### EXERCISE AIM
Determine the count of lines holding the string "xlabel". Return only the number.
-- START --
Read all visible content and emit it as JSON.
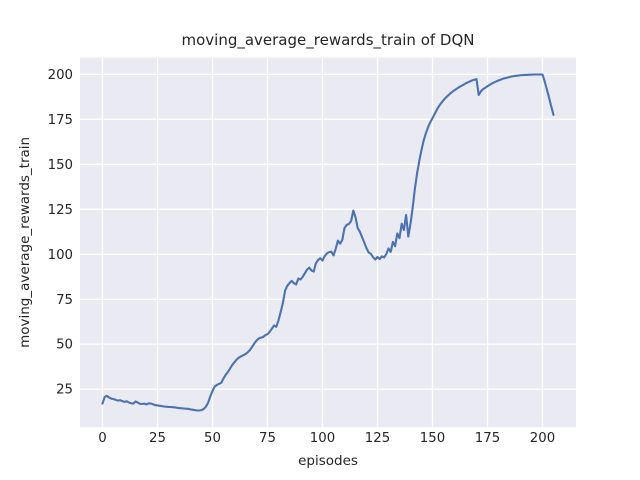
{
  "chart_data": {
    "type": "line",
    "title": "moving_average_rewards_train of DQN",
    "xlabel": "episodes",
    "ylabel": "moving_average_rewards_train",
    "legend_position": "none",
    "grid": true,
    "style": "seaborn-darkgrid",
    "x_ticks": [
      0,
      25,
      50,
      75,
      100,
      125,
      150,
      175,
      200
    ],
    "y_ticks": [
      25,
      50,
      75,
      100,
      125,
      150,
      175,
      200
    ],
    "xlim": [
      -10.25,
      215.25
    ],
    "ylim": [
      3.9,
      209.3
    ],
    "colors": {
      "figure_background": "#ffffff",
      "plot_background": "#eaeaf2",
      "grid": "#ffffff",
      "line": "#4c72b0",
      "text": "#262626"
    },
    "series": [
      {
        "name": "moving_average_rewards_train",
        "color": "#4c72b0",
        "points": [
          [
            0,
            17.0
          ],
          [
            1,
            20.8
          ],
          [
            2,
            21.3
          ],
          [
            3,
            20.4
          ],
          [
            4,
            19.8
          ],
          [
            5,
            19.5
          ],
          [
            6,
            19.1
          ],
          [
            7,
            18.7
          ],
          [
            8,
            18.9
          ],
          [
            9,
            18.4
          ],
          [
            10,
            18.0
          ],
          [
            11,
            18.3
          ],
          [
            12,
            17.6
          ],
          [
            13,
            17.2
          ],
          [
            14,
            17.0
          ],
          [
            15,
            18.2
          ],
          [
            16,
            17.6
          ],
          [
            17,
            16.9
          ],
          [
            18,
            16.8
          ],
          [
            19,
            17.0
          ],
          [
            20,
            16.5
          ],
          [
            21,
            17.2
          ],
          [
            22,
            17.0
          ],
          [
            23,
            16.6
          ],
          [
            24,
            16.2
          ],
          [
            25,
            16.0
          ],
          [
            26,
            15.8
          ],
          [
            27,
            15.6
          ],
          [
            28,
            15.4
          ],
          [
            29,
            15.3
          ],
          [
            30,
            15.2
          ],
          [
            31,
            15.1
          ],
          [
            32,
            15.0
          ],
          [
            33,
            14.9
          ],
          [
            34,
            14.7
          ],
          [
            35,
            14.5
          ],
          [
            36,
            14.4
          ],
          [
            37,
            14.3
          ],
          [
            38,
            14.2
          ],
          [
            39,
            14.1
          ],
          [
            40,
            13.8
          ],
          [
            41,
            13.6
          ],
          [
            42,
            13.4
          ],
          [
            43,
            13.2
          ],
          [
            44,
            13.2
          ],
          [
            45,
            13.4
          ],
          [
            46,
            14.0
          ],
          [
            47,
            15.3
          ],
          [
            48,
            17.5
          ],
          [
            49,
            21.0
          ],
          [
            50,
            24.0
          ],
          [
            51,
            26.5
          ],
          [
            52,
            27.4
          ],
          [
            53,
            28.0
          ],
          [
            54,
            28.6
          ],
          [
            55,
            31.0
          ],
          [
            56,
            33.0
          ],
          [
            57,
            34.6
          ],
          [
            58,
            36.5
          ],
          [
            59,
            38.5
          ],
          [
            60,
            40.0
          ],
          [
            61,
            41.5
          ],
          [
            62,
            42.6
          ],
          [
            63,
            43.3
          ],
          [
            64,
            43.9
          ],
          [
            65,
            44.5
          ],
          [
            66,
            45.5
          ],
          [
            67,
            46.8
          ],
          [
            68,
            48.5
          ],
          [
            69,
            50.4
          ],
          [
            70,
            52.0
          ],
          [
            71,
            53.2
          ],
          [
            72,
            53.7
          ],
          [
            73,
            54.0
          ],
          [
            74,
            55.0
          ],
          [
            75,
            55.6
          ],
          [
            76,
            56.9
          ],
          [
            77,
            58.7
          ],
          [
            78,
            60.4
          ],
          [
            79,
            59.7
          ],
          [
            80,
            63.3
          ],
          [
            81,
            68.0
          ],
          [
            82,
            73.0
          ],
          [
            83,
            79.8
          ],
          [
            84,
            82.5
          ],
          [
            85,
            84.0
          ],
          [
            86,
            85.2
          ],
          [
            87,
            84.0
          ],
          [
            88,
            83.2
          ],
          [
            89,
            86.5
          ],
          [
            90,
            86.0
          ],
          [
            91,
            87.5
          ],
          [
            92,
            89.5
          ],
          [
            93,
            91.5
          ],
          [
            94,
            92.6
          ],
          [
            95,
            91.0
          ],
          [
            96,
            90.4
          ],
          [
            97,
            95.0
          ],
          [
            98,
            96.8
          ],
          [
            99,
            97.8
          ],
          [
            100,
            96.5
          ],
          [
            101,
            99.0
          ],
          [
            102,
            100.5
          ],
          [
            103,
            101.2
          ],
          [
            104,
            101.5
          ],
          [
            105,
            99.4
          ],
          [
            106,
            103.0
          ],
          [
            107,
            107.6
          ],
          [
            108,
            105.9
          ],
          [
            109,
            108.0
          ],
          [
            110,
            114.6
          ],
          [
            111,
            116.3
          ],
          [
            112,
            116.8
          ],
          [
            113,
            118.5
          ],
          [
            114,
            124.3
          ],
          [
            115,
            120.6
          ],
          [
            116,
            114.6
          ],
          [
            117,
            112.5
          ],
          [
            118,
            109.5
          ],
          [
            119,
            106.5
          ],
          [
            120,
            103.4
          ],
          [
            121,
            101.0
          ],
          [
            122,
            100.2
          ],
          [
            123,
            98.4
          ],
          [
            124,
            97.1
          ],
          [
            125,
            98.5
          ],
          [
            126,
            97.3
          ],
          [
            127,
            98.9
          ],
          [
            128,
            98.2
          ],
          [
            129,
            100.1
          ],
          [
            130,
            103.2
          ],
          [
            131,
            101.3
          ],
          [
            132,
            106.9
          ],
          [
            133,
            104.5
          ],
          [
            134,
            111.6
          ],
          [
            135,
            109.0
          ],
          [
            136,
            117.0
          ],
          [
            137,
            113.5
          ],
          [
            138,
            121.8
          ],
          [
            139,
            109.8
          ],
          [
            140,
            117.0
          ],
          [
            141,
            126.0
          ],
          [
            142,
            136.5
          ],
          [
            143,
            145.0
          ],
          [
            144,
            152.0
          ],
          [
            145,
            158.0
          ],
          [
            146,
            163.3
          ],
          [
            147,
            167.3
          ],
          [
            148,
            170.7
          ],
          [
            149,
            173.4
          ],
          [
            150,
            175.7
          ],
          [
            151,
            178.0
          ],
          [
            152,
            180.4
          ],
          [
            153,
            182.4
          ],
          [
            154,
            184.1
          ],
          [
            155,
            185.6
          ],
          [
            156,
            187.0
          ],
          [
            157,
            188.2
          ],
          [
            158,
            189.3
          ],
          [
            159,
            190.3
          ],
          [
            160,
            191.2
          ],
          [
            161,
            192.0
          ],
          [
            162,
            192.8
          ],
          [
            163,
            193.5
          ],
          [
            164,
            194.2
          ],
          [
            165,
            194.9
          ],
          [
            166,
            195.5
          ],
          [
            167,
            196.1
          ],
          [
            168,
            196.6
          ],
          [
            169,
            197.0
          ],
          [
            170,
            197.3
          ],
          [
            171,
            188.5
          ],
          [
            172,
            190.5
          ],
          [
            173,
            191.8
          ],
          [
            174,
            192.6
          ],
          [
            175,
            193.4
          ],
          [
            176,
            194.2
          ],
          [
            177,
            194.9
          ],
          [
            178,
            195.5
          ],
          [
            179,
            196.1
          ],
          [
            180,
            196.6
          ],
          [
            181,
            197.1
          ],
          [
            182,
            197.5
          ],
          [
            183,
            197.9
          ],
          [
            184,
            198.2
          ],
          [
            185,
            198.5
          ],
          [
            186,
            198.8
          ],
          [
            187,
            199.0
          ],
          [
            188,
            199.2
          ],
          [
            189,
            199.3
          ],
          [
            190,
            199.5
          ],
          [
            191,
            199.6
          ],
          [
            192,
            199.7
          ],
          [
            193,
            199.7
          ],
          [
            194,
            199.8
          ],
          [
            195,
            199.8
          ],
          [
            196,
            199.9
          ],
          [
            197,
            199.9
          ],
          [
            198,
            199.9
          ],
          [
            199,
            199.9
          ],
          [
            200,
            199.9
          ],
          [
            201,
            196.0
          ],
          [
            202,
            191.5
          ],
          [
            203,
            187.0
          ],
          [
            204,
            182.0
          ],
          [
            205,
            177.5
          ]
        ]
      }
    ]
  }
}
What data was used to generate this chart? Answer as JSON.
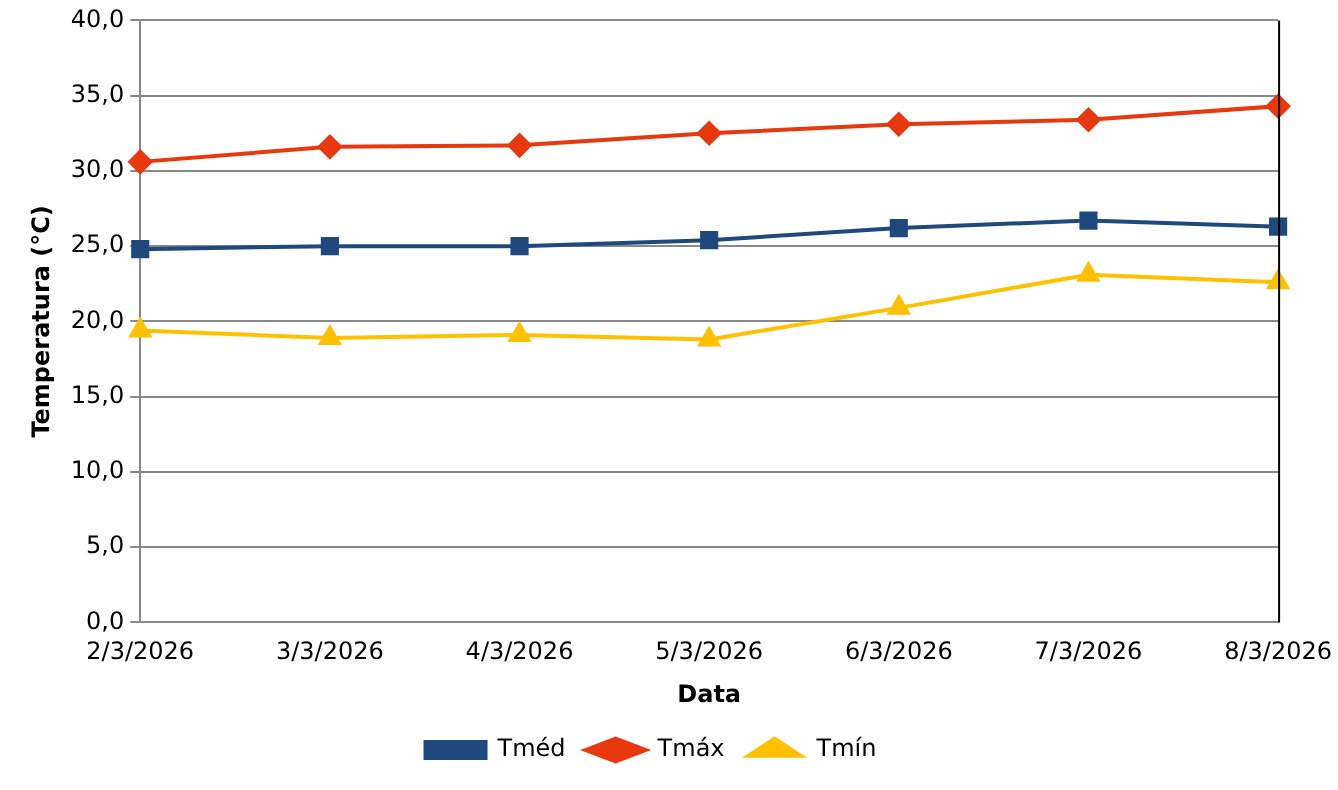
{
  "chart_data": {
    "type": "line",
    "xlabel": "Data",
    "ylabel": "Temperatura (°C)",
    "categories": [
      "2/3/2026",
      "3/3/2026",
      "4/3/2026",
      "5/3/2026",
      "6/3/2026",
      "7/3/2026",
      "8/3/2026"
    ],
    "series": [
      {
        "name": "Tméd",
        "color": "#1f497d",
        "marker": "square",
        "values": [
          24.8,
          25.0,
          25.0,
          25.4,
          26.2,
          26.7,
          26.3
        ]
      },
      {
        "name": "Tmáx",
        "color": "#e8380d",
        "marker": "diamond",
        "values": [
          30.6,
          31.6,
          31.7,
          32.5,
          33.1,
          33.4,
          34.3
        ]
      },
      {
        "name": "Tmín",
        "color": "#ffc000",
        "marker": "triangle",
        "values": [
          19.4,
          18.9,
          19.1,
          18.8,
          20.9,
          23.1,
          22.6
        ]
      }
    ],
    "ylim": [
      0,
      40
    ],
    "yticks": [
      {
        "value": 0,
        "label": "0,0"
      },
      {
        "value": 5,
        "label": "5,0"
      },
      {
        "value": 10,
        "label": "10,0"
      },
      {
        "value": 15,
        "label": "15,0"
      },
      {
        "value": 20,
        "label": "20,0"
      },
      {
        "value": 25,
        "label": "25,0"
      },
      {
        "value": 30,
        "label": "30,0"
      },
      {
        "value": 35,
        "label": "35,0"
      },
      {
        "value": 40,
        "label": "40,0"
      }
    ],
    "grid": "y",
    "legend": "bottom",
    "line_style": "solid"
  }
}
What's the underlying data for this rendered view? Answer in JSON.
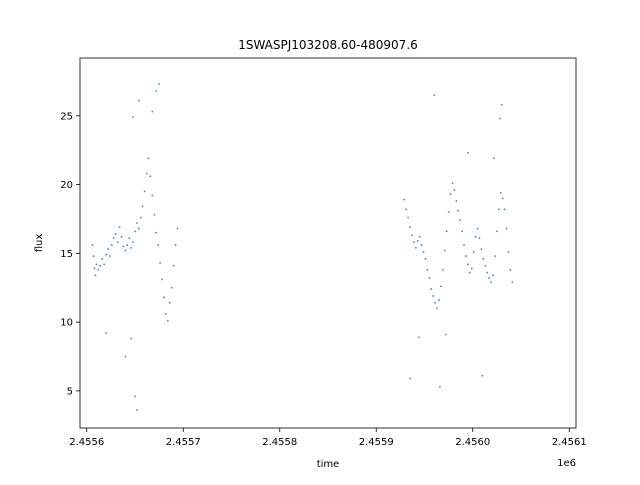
{
  "chart_data": {
    "type": "scatter",
    "title": "1SWASPJ103208.60-480907.6",
    "xlabel": "time",
    "ylabel": "flux",
    "x_offset_label": "1e6",
    "xlim": [
      2455593,
      2456107
    ],
    "ylim": [
      2.3,
      29.2
    ],
    "x_ticks": [
      2455600,
      2455700,
      2455800,
      2455900,
      2456000,
      2456100
    ],
    "x_tick_labels": [
      "2.4556",
      "2.4557",
      "2.4558",
      "2.4559",
      "2.4560",
      "2.4561"
    ],
    "y_ticks": [
      5,
      10,
      15,
      20,
      25
    ],
    "y_tick_labels": [
      "5",
      "10",
      "15",
      "20",
      "25"
    ],
    "grid": false,
    "series": [
      {
        "name": "",
        "color": "#1f77b4",
        "marker": "point",
        "points": [
          [
            2455606,
            15.6
          ],
          [
            2455607,
            14.8
          ],
          [
            2455608,
            13.9
          ],
          [
            2455609,
            13.4
          ],
          [
            2455610,
            14.2
          ],
          [
            2455612,
            13.8
          ],
          [
            2455614,
            14.1
          ],
          [
            2455616,
            14.6
          ],
          [
            2455618,
            14.2
          ],
          [
            2455620,
            14.9
          ],
          [
            2455622,
            15.3
          ],
          [
            2455624,
            14.8
          ],
          [
            2455626,
            15.6
          ],
          [
            2455628,
            16.1
          ],
          [
            2455630,
            16.4
          ],
          [
            2455632,
            15.8
          ],
          [
            2455634,
            16.9
          ],
          [
            2455636,
            16.2
          ],
          [
            2455638,
            15.5
          ],
          [
            2455640,
            15.2
          ],
          [
            2455642,
            15.6
          ],
          [
            2455644,
            16.1
          ],
          [
            2455646,
            15.4
          ],
          [
            2455648,
            15.8
          ],
          [
            2455650,
            16.6
          ],
          [
            2455652,
            17.2
          ],
          [
            2455654,
            16.8
          ],
          [
            2455656,
            17.6
          ],
          [
            2455658,
            18.4
          ],
          [
            2455660,
            19.5
          ],
          [
            2455662,
            20.8
          ],
          [
            2455664,
            21.9
          ],
          [
            2455666,
            20.6
          ],
          [
            2455668,
            19.2
          ],
          [
            2455670,
            17.8
          ],
          [
            2455672,
            16.5
          ],
          [
            2455674,
            15.6
          ],
          [
            2455676,
            14.3
          ],
          [
            2455678,
            13.1
          ],
          [
            2455680,
            11.8
          ],
          [
            2455682,
            10.6
          ],
          [
            2455684,
            10.1
          ],
          [
            2455686,
            11.4
          ],
          [
            2455688,
            12.5
          ],
          [
            2455690,
            14.1
          ],
          [
            2455692,
            15.6
          ],
          [
            2455694,
            16.8
          ],
          [
            2455648,
            24.9
          ],
          [
            2455650,
            4.6
          ],
          [
            2455652,
            3.6
          ],
          [
            2455646,
            8.8
          ],
          [
            2455672,
            26.8
          ],
          [
            2455675,
            27.3
          ],
          [
            2455654,
            26.1
          ],
          [
            2455668,
            25.3
          ],
          [
            2455620,
            9.2
          ],
          [
            2455640,
            7.5
          ],
          [
            2455929,
            18.9
          ],
          [
            2455931,
            18.2
          ],
          [
            2455933,
            17.6
          ],
          [
            2455935,
            16.9
          ],
          [
            2455937,
            16.3
          ],
          [
            2455939,
            15.8
          ],
          [
            2455941,
            15.4
          ],
          [
            2455943,
            15.9
          ],
          [
            2455945,
            16.2
          ],
          [
            2455947,
            15.6
          ],
          [
            2455949,
            15.1
          ],
          [
            2455951,
            14.6
          ],
          [
            2455953,
            13.8
          ],
          [
            2455955,
            13.2
          ],
          [
            2455957,
            12.4
          ],
          [
            2455959,
            11.9
          ],
          [
            2455961,
            11.4
          ],
          [
            2455963,
            11.0
          ],
          [
            2455965,
            11.6
          ],
          [
            2455967,
            12.6
          ],
          [
            2455969,
            13.8
          ],
          [
            2455971,
            15.2
          ],
          [
            2455973,
            16.6
          ],
          [
            2455975,
            18.0
          ],
          [
            2455977,
            19.3
          ],
          [
            2455979,
            20.1
          ],
          [
            2455981,
            19.6
          ],
          [
            2455983,
            18.8
          ],
          [
            2455985,
            18.1
          ],
          [
            2455987,
            17.4
          ],
          [
            2455989,
            16.6
          ],
          [
            2455991,
            15.6
          ],
          [
            2455993,
            14.8
          ],
          [
            2455995,
            14.2
          ],
          [
            2455997,
            13.6
          ],
          [
            2455999,
            13.9
          ],
          [
            2456001,
            15.1
          ],
          [
            2456003,
            16.2
          ],
          [
            2456005,
            16.8
          ],
          [
            2456007,
            16.1
          ],
          [
            2456009,
            15.3
          ],
          [
            2456011,
            14.6
          ],
          [
            2456013,
            14.1
          ],
          [
            2456015,
            13.6
          ],
          [
            2456017,
            13.2
          ],
          [
            2456019,
            12.9
          ],
          [
            2456021,
            13.4
          ],
          [
            2456023,
            14.8
          ],
          [
            2456025,
            16.6
          ],
          [
            2456027,
            18.2
          ],
          [
            2456029,
            19.4
          ],
          [
            2456031,
            19.0
          ],
          [
            2456033,
            18.2
          ],
          [
            2456035,
            16.8
          ],
          [
            2456037,
            15.1
          ],
          [
            2456039,
            13.8
          ],
          [
            2456041,
            12.9
          ],
          [
            2455960,
            26.5
          ],
          [
            2455995,
            22.3
          ],
          [
            2456030,
            25.8
          ],
          [
            2456022,
            21.9
          ],
          [
            2455944,
            8.9
          ],
          [
            2455972,
            9.1
          ],
          [
            2455966,
            5.3
          ],
          [
            2456010,
            6.1
          ],
          [
            2455935,
            5.9
          ],
          [
            2456028,
            24.8
          ]
        ]
      }
    ]
  }
}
-- END --
### ANSWER BELOW
3